# Instructions to follow
Return each line of the material verbatim.

# Records supplied
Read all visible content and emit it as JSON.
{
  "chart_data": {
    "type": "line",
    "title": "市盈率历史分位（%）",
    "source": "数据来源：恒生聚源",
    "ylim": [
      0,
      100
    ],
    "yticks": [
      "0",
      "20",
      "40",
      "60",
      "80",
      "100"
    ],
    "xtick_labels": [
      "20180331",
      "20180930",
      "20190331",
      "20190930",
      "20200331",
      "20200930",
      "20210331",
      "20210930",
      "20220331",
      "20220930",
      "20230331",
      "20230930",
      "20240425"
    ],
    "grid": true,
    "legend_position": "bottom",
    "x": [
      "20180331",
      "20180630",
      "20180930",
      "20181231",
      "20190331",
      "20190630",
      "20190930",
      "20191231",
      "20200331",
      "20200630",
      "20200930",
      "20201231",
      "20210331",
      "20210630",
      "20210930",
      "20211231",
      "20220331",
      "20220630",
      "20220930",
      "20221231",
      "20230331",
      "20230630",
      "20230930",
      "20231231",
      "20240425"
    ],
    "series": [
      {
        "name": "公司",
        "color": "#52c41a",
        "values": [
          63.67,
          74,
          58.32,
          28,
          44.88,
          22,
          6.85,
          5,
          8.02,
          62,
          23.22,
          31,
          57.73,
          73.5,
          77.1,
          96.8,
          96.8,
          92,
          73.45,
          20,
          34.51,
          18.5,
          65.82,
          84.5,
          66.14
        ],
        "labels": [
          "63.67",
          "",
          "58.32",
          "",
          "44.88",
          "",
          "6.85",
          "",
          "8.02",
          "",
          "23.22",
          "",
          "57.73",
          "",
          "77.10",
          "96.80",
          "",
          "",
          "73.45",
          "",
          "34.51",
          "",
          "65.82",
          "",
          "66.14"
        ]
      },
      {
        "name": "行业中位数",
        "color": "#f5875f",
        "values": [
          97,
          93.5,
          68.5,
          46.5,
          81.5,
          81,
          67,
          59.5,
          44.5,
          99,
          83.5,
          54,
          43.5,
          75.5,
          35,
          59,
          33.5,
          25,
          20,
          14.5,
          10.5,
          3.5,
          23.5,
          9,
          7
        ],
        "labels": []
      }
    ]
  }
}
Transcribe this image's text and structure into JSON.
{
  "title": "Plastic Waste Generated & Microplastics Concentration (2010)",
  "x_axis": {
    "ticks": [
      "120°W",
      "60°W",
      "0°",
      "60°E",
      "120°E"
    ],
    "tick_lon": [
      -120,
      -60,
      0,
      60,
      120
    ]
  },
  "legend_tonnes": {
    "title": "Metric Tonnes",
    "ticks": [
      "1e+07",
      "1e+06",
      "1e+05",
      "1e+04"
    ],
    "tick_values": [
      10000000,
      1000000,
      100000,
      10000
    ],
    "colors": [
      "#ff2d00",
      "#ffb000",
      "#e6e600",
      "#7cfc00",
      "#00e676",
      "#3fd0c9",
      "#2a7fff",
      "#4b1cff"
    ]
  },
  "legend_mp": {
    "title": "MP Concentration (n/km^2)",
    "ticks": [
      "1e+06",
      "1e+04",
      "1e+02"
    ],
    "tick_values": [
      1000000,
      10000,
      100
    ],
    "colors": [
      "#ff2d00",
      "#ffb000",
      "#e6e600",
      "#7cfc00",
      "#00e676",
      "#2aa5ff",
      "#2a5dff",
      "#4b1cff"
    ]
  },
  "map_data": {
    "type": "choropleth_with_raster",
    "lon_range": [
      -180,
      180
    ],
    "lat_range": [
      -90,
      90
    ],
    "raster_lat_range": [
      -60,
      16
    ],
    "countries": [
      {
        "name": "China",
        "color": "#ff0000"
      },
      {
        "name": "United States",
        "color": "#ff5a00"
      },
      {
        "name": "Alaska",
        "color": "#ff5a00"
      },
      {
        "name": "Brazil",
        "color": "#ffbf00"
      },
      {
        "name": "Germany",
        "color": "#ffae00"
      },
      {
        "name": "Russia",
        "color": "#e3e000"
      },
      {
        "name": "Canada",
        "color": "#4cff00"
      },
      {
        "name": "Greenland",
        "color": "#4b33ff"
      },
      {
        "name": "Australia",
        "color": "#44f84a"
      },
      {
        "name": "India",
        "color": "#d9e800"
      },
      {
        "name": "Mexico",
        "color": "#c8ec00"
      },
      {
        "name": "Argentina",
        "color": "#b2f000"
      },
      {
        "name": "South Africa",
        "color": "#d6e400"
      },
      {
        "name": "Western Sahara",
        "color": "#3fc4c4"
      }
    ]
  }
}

# Problem solution
Read all visible content and emit it as JSON.
{
  "chart_data": {
    "type": "line",
    "title": "市盈率历史分位（%）",
    "source": "数据来源：恒生聚源",
    "ylim": [
      0,
      100
    ],
    "yticks": [
      "0",
      "20",
      "40",
      "60",
      "80",
      "100"
    ],
    "xtick_labels": [
      "20180331",
      "20180930",
      "20190331",
      "20190930",
      "20200331",
      "20200930",
      "20210331",
      "20210930",
      "20220331",
      "20220930",
      "20230331",
      "20230930",
      "20240425"
    ],
    "grid": true,
    "legend_position": "bottom",
    "x": [
      "20180331",
      "20180630",
      "20180930",
      "20181231",
      "20190331",
      "20190630",
      "20190930",
      "20191231",
      "20200331",
      "20200630",
      "20200930",
      "20201231",
      "20210331",
      "20210630",
      "20210930",
      "20211231",
      "20220331",
      "20220630",
      "20220930",
      "20221231",
      "20230331",
      "20230630",
      "20230930",
      "20231231",
      "20240425"
    ],
    "series": [
      {
        "name": "公司",
        "color": "#52c41a",
        "values": [
          63.67,
          74,
          58.32,
          28,
          44.88,
          22,
          6.85,
          5,
          8.02,
          62,
          23.22,
          31,
          57.73,
          73.5,
          77.1,
          96.8,
          96.8,
          92,
          73.45,
          20,
          34.51,
          18.5,
          65.82,
          84.5,
          66.14
        ],
        "labels": [
          "63.67",
          "",
          "58.32",
          "",
          "44.88",
          "",
          "6.85",
          "",
          "8.02",
          "",
          "23.22",
          "",
          "57.73",
          "",
          "77.10",
          "96.80",
          "",
          "",
          "73.45",
          "",
          "34.51",
          "",
          "65.82",
          "",
          "66.14"
        ]
      },
      {
        "name": "行业中位数",
        "color": "#f5875f",
        "values": [
          97,
          93.5,
          68.5,
          46.5,
          81.5,
          81,
          67,
          59.5,
          44.5,
          99,
          83.5,
          54,
          43.5,
          75.5,
          35,
          59,
          33.5,
          25,
          20,
          14.5,
          10.5,
          3.5,
          23.5,
          9,
          7
        ],
        "labels": []
      }
    ]
  }
}
Transcribe this image's text and structure into JSON.
{
  "title": "Plastic Waste Generated & Microplastics Concentration (2010)",
  "x_axis": {
    "ticks": [
      "120°W",
      "60°W",
      "0°",
      "60°E",
      "120°E"
    ],
    "tick_lon": [
      -120,
      -60,
      0,
      60,
      120
    ]
  },
  "legend_tonnes": {
    "title": "Metric Tonnes",
    "ticks": [
      "1e+07",
      "1e+06",
      "1e+05",
      "1e+04"
    ],
    "tick_values": [
      10000000,
      1000000,
      100000,
      10000
    ],
    "colors": [
      "#ff2d00",
      "#ffb000",
      "#e6e600",
      "#7cfc00",
      "#00e676",
      "#3fd0c9",
      "#2a7fff",
      "#4b1cff"
    ]
  },
  "legend_mp": {
    "title": "MP Concentration (n/km^2)",
    "ticks": [
      "1e+06",
      "1e+04",
      "1e+02"
    ],
    "tick_values": [
      1000000,
      10000,
      100
    ],
    "colors": [
      "#ff2d00",
      "#ffb000",
      "#e6e600",
      "#7cfc00",
      "#00e676",
      "#2aa5ff",
      "#2a5dff",
      "#4b1cff"
    ]
  },
  "map_data": {
    "type": "choropleth_with_raster",
    "lon_range": [
      -180,
      180
    ],
    "lat_range": [
      -90,
      90
    ],
    "raster_lat_range": [
      -60,
      16
    ],
    "countries": [
      {
        "name": "China",
        "color": "#ff0000"
      },
      {
        "name": "United States",
        "color": "#ff5a00"
      },
      {
        "name": "Alaska",
        "color": "#ff5a00"
      },
      {
        "name": "Brazil",
        "color": "#ffbf00"
      },
      {
        "name": "Germany",
        "color": "#ffae00"
      },
      {
        "name": "Russia",
        "color": "#e3e000"
      },
      {
        "name": "Canada",
        "color": "#4cff00"
      },
      {
        "name": "Greenland",
        "color": "#4b33ff"
      },
      {
        "name": "Australia",
        "color": "#44f84a"
      },
      {
        "name": "India",
        "color": "#d9e800"
      },
      {
        "name": "Mexico",
        "color": "#c8ec00"
      },
      {
        "name": "Argentina",
        "color": "#b2f000"
      },
      {
        "name": "South Africa",
        "color": "#d6e400"
      },
      {
        "name": "Western Sahara",
        "color": "#3fc4c4"
      }
    ]
  }
}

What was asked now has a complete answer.